[Excerpted data]
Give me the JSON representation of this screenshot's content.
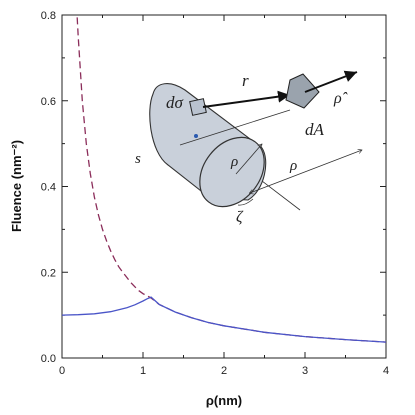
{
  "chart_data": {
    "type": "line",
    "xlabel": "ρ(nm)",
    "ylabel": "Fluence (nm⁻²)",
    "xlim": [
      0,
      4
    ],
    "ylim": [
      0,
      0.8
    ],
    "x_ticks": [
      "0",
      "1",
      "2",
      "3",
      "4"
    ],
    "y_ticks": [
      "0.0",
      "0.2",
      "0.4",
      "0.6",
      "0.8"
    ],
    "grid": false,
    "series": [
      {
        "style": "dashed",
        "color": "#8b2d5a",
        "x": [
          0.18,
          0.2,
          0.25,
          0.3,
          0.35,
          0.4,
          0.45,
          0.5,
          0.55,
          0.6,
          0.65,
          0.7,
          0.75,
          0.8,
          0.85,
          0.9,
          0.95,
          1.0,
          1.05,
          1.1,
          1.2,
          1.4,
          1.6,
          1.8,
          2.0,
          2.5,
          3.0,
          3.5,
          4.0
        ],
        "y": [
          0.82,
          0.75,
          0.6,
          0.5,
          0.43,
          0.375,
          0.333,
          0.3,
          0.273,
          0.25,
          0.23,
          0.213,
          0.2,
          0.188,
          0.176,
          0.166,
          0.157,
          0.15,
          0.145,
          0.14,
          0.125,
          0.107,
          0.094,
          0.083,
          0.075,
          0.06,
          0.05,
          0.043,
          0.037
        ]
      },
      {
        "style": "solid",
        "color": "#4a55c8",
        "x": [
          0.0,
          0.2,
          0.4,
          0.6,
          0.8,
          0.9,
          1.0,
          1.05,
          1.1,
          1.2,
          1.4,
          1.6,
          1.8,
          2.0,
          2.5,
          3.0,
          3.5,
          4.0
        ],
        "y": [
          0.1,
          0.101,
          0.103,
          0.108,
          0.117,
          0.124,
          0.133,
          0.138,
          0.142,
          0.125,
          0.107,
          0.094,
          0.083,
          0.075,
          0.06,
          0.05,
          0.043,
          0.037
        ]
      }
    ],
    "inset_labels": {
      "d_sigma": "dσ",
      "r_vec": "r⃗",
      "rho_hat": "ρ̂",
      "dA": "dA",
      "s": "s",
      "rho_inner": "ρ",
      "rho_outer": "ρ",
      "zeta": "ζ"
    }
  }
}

[Task requirements]
Quote the preceding records in their entirety, excluding every picture.

[Exercise solution]
Give me the JSON representation of this screenshot's content.
{
  "chart_data": {
    "type": "line",
    "xlabel": "ρ(nm)",
    "ylabel": "Fluence (nm⁻²)",
    "xlim": [
      0,
      4
    ],
    "ylim": [
      0,
      0.8
    ],
    "x_ticks": [
      "0",
      "1",
      "2",
      "3",
      "4"
    ],
    "y_ticks": [
      "0.0",
      "0.2",
      "0.4",
      "0.6",
      "0.8"
    ],
    "grid": false,
    "series": [
      {
        "style": "dashed",
        "color": "#8b2d5a",
        "x": [
          0.18,
          0.2,
          0.25,
          0.3,
          0.35,
          0.4,
          0.45,
          0.5,
          0.55,
          0.6,
          0.65,
          0.7,
          0.75,
          0.8,
          0.85,
          0.9,
          0.95,
          1.0,
          1.05,
          1.1,
          1.2,
          1.4,
          1.6,
          1.8,
          2.0,
          2.5,
          3.0,
          3.5,
          4.0
        ],
        "y": [
          0.82,
          0.75,
          0.6,
          0.5,
          0.43,
          0.375,
          0.333,
          0.3,
          0.273,
          0.25,
          0.23,
          0.213,
          0.2,
          0.188,
          0.176,
          0.166,
          0.157,
          0.15,
          0.145,
          0.14,
          0.125,
          0.107,
          0.094,
          0.083,
          0.075,
          0.06,
          0.05,
          0.043,
          0.037
        ]
      },
      {
        "style": "solid",
        "color": "#4a55c8",
        "x": [
          0.0,
          0.2,
          0.4,
          0.6,
          0.8,
          0.9,
          1.0,
          1.05,
          1.1,
          1.2,
          1.4,
          1.6,
          1.8,
          2.0,
          2.5,
          3.0,
          3.5,
          4.0
        ],
        "y": [
          0.1,
          0.101,
          0.103,
          0.108,
          0.117,
          0.124,
          0.133,
          0.138,
          0.142,
          0.125,
          0.107,
          0.094,
          0.083,
          0.075,
          0.06,
          0.05,
          0.043,
          0.037
        ]
      }
    ],
    "inset_labels": {
      "d_sigma": "dσ",
      "r_vec": "r⃗",
      "rho_hat": "ρ̂",
      "dA": "dA",
      "s": "s",
      "rho_inner": "ρ",
      "rho_outer": "ρ",
      "zeta": "ζ"
    }
  }
}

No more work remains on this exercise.